Exercise brief:
Images do not belong in the copy. Retype all the entries below exactly.

(Rows from a figure dataset)

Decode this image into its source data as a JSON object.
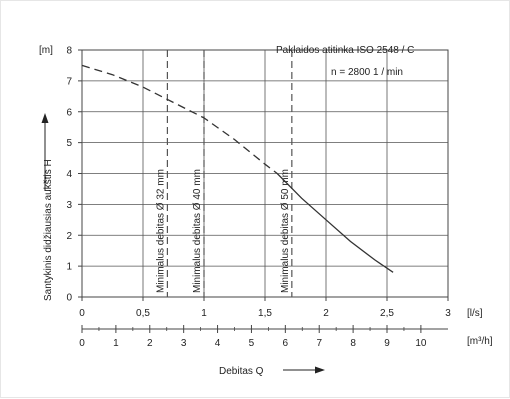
{
  "chart_data": {
    "type": "line",
    "title": "Paklaidos atitinka ISO 2548 / C",
    "speed_note": "n = 2800  1 / min",
    "ylabel": "Santykinis didžiausias aukštis  H",
    "y_unit": "[m]",
    "xlabel": "Debitas Q",
    "x_unit_ls": "[l/s]",
    "x_unit_m3h": "[m³/h]",
    "ylim": [
      0,
      8
    ],
    "xlim": [
      0,
      3
    ],
    "y_ticks": [
      "0",
      "1",
      "2",
      "3",
      "4",
      "5",
      "6",
      "7",
      "8"
    ],
    "x_ticks_ls": [
      "0",
      "0,5",
      "1",
      "1,5",
      "2",
      "2,5",
      "3"
    ],
    "x_ticks_m3h": [
      "0",
      "1",
      "2",
      "3",
      "4",
      "5",
      "6",
      "7",
      "8",
      "9",
      "10"
    ],
    "grid": true,
    "series": [
      {
        "style": "dashed",
        "x": [
          0,
          0.25,
          0.5,
          0.75,
          1.0,
          1.25,
          1.5,
          1.6
        ],
        "y": [
          7.5,
          7.2,
          6.8,
          6.3,
          5.8,
          5.1,
          4.3,
          4.0
        ]
      },
      {
        "style": "solid",
        "x": [
          1.6,
          1.8,
          2.0,
          2.2,
          2.4,
          2.55
        ],
        "y": [
          4.0,
          3.2,
          2.5,
          1.8,
          1.2,
          0.8
        ]
      }
    ],
    "min_flow_lines": [
      {
        "x": 0.7,
        "label": "Minimalus debitas Ø 32 mm"
      },
      {
        "x": 1.0,
        "label": "Minimalus debitas Ø 40 mm"
      },
      {
        "x": 1.72,
        "label": "Minimalus debitas Ø 50 mm"
      }
    ]
  }
}
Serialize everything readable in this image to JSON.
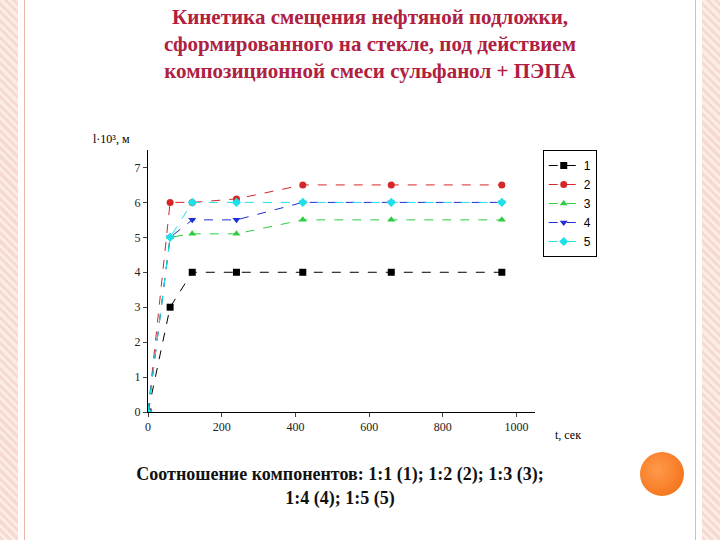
{
  "chart_data": {
    "type": "line",
    "title": [
      "Кинетика смещения нефтяной подложки,",
      "сформированного на стекле, под действием",
      "композиционной смеси сульфанол + ПЭПА"
    ],
    "caption": [
      "Соотношение компонентов: 1:1 (1); 1:2 (2); 1:3 (3);",
      "1:4 (4); 1:5 (5)"
    ],
    "x_label": "t, сек",
    "y_label": "l·10³, м",
    "x": [
      0,
      60,
      120,
      240,
      420,
      660,
      960
    ],
    "series": [
      {
        "name": "1",
        "color": "#000000",
        "marker": "square",
        "line_style": "dash",
        "values": [
          0,
          3,
          4,
          4,
          4,
          4,
          4
        ]
      },
      {
        "name": "2",
        "color": "#d62728",
        "marker": "circle",
        "line_style": "dash",
        "values": [
          0,
          6,
          6,
          6.1,
          6.5,
          6.5,
          6.5
        ]
      },
      {
        "name": "3",
        "color": "#2ecc40",
        "marker": "triangle-up",
        "line_style": "dash",
        "values": [
          0,
          5,
          5.1,
          5.1,
          5.5,
          5.5,
          5.5
        ]
      },
      {
        "name": "4",
        "color": "#1f2fd8",
        "marker": "triangle-down",
        "line_style": "dash",
        "values": [
          0,
          5,
          5.5,
          5.5,
          6,
          6,
          6
        ]
      },
      {
        "name": "5",
        "color": "#1ee0e8",
        "marker": "diamond",
        "line_style": "dash",
        "values": [
          0,
          5,
          6,
          6,
          6,
          6,
          6
        ]
      }
    ],
    "xlim": [
      0,
      1050
    ],
    "ylim": [
      0,
      7.5
    ],
    "xticks": [
      0,
      200,
      400,
      600,
      800,
      1000
    ],
    "yticks": [
      0,
      1,
      2,
      3,
      4,
      5,
      6,
      7
    ],
    "grid": false,
    "legend": "top right"
  }
}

Expected answer:
Decode this image into its source data as a JSON object.
{
  "chart_data": {
    "type": "line",
    "title": "Paklaidos atitinka ISO 2548 / C",
    "speed_note": "n = 2800  1 / min",
    "ylabel": "Santykinis didžiausias aukštis  H",
    "y_unit": "[m]",
    "xlabel": "Debitas Q",
    "x_unit_ls": "[l/s]",
    "x_unit_m3h": "[m³/h]",
    "ylim": [
      0,
      8
    ],
    "xlim": [
      0,
      3
    ],
    "y_ticks": [
      "0",
      "1",
      "2",
      "3",
      "4",
      "5",
      "6",
      "7",
      "8"
    ],
    "x_ticks_ls": [
      "0",
      "0,5",
      "1",
      "1,5",
      "2",
      "2,5",
      "3"
    ],
    "x_ticks_m3h": [
      "0",
      "1",
      "2",
      "3",
      "4",
      "5",
      "6",
      "7",
      "8",
      "9",
      "10"
    ],
    "grid": true,
    "series": [
      {
        "style": "dashed",
        "x": [
          0,
          0.25,
          0.5,
          0.75,
          1.0,
          1.25,
          1.5,
          1.6
        ],
        "y": [
          7.5,
          7.2,
          6.8,
          6.3,
          5.8,
          5.1,
          4.3,
          4.0
        ]
      },
      {
        "style": "solid",
        "x": [
          1.6,
          1.8,
          2.0,
          2.2,
          2.4,
          2.55
        ],
        "y": [
          4.0,
          3.2,
          2.5,
          1.8,
          1.2,
          0.8
        ]
      }
    ],
    "min_flow_lines": [
      {
        "x": 0.7,
        "label": "Minimalus debitas Ø 32 mm"
      },
      {
        "x": 1.0,
        "label": "Minimalus debitas Ø 40 mm"
      },
      {
        "x": 1.72,
        "label": "Minimalus debitas Ø 50 mm"
      }
    ]
  }
}
Serialize everything readable in this image to JSON.
{
  "chart_data": {
    "type": "line",
    "title": [
      "Кинетика смещения нефтяной подложки,",
      "сформированного на стекле, под действием",
      "композиционной смеси сульфанол + ПЭПА"
    ],
    "caption": [
      "Соотношение компонентов: 1:1 (1); 1:2 (2); 1:3 (3);",
      "1:4 (4); 1:5 (5)"
    ],
    "x_label": "t, сек",
    "y_label": "l·10³, м",
    "x": [
      0,
      60,
      120,
      240,
      420,
      660,
      960
    ],
    "series": [
      {
        "name": "1",
        "color": "#000000",
        "marker": "square",
        "line_style": "dash",
        "values": [
          0,
          3,
          4,
          4,
          4,
          4,
          4
        ]
      },
      {
        "name": "2",
        "color": "#d62728",
        "marker": "circle",
        "line_style": "dash",
        "values": [
          0,
          6,
          6,
          6.1,
          6.5,
          6.5,
          6.5
        ]
      },
      {
        "name": "3",
        "color": "#2ecc40",
        "marker": "triangle-up",
        "line_style": "dash",
        "values": [
          0,
          5,
          5.1,
          5.1,
          5.5,
          5.5,
          5.5
        ]
      },
      {
        "name": "4",
        "color": "#1f2fd8",
        "marker": "triangle-down",
        "line_style": "dash",
        "values": [
          0,
          5,
          5.5,
          5.5,
          6,
          6,
          6
        ]
      },
      {
        "name": "5",
        "color": "#1ee0e8",
        "marker": "diamond",
        "line_style": "dash",
        "values": [
          0,
          5,
          6,
          6,
          6,
          6,
          6
        ]
      }
    ],
    "xlim": [
      0,
      1050
    ],
    "ylim": [
      0,
      7.5
    ],
    "xticks": [
      0,
      200,
      400,
      600,
      800,
      1000
    ],
    "yticks": [
      0,
      1,
      2,
      3,
      4,
      5,
      6,
      7
    ],
    "grid": false,
    "legend": "top right"
  }
}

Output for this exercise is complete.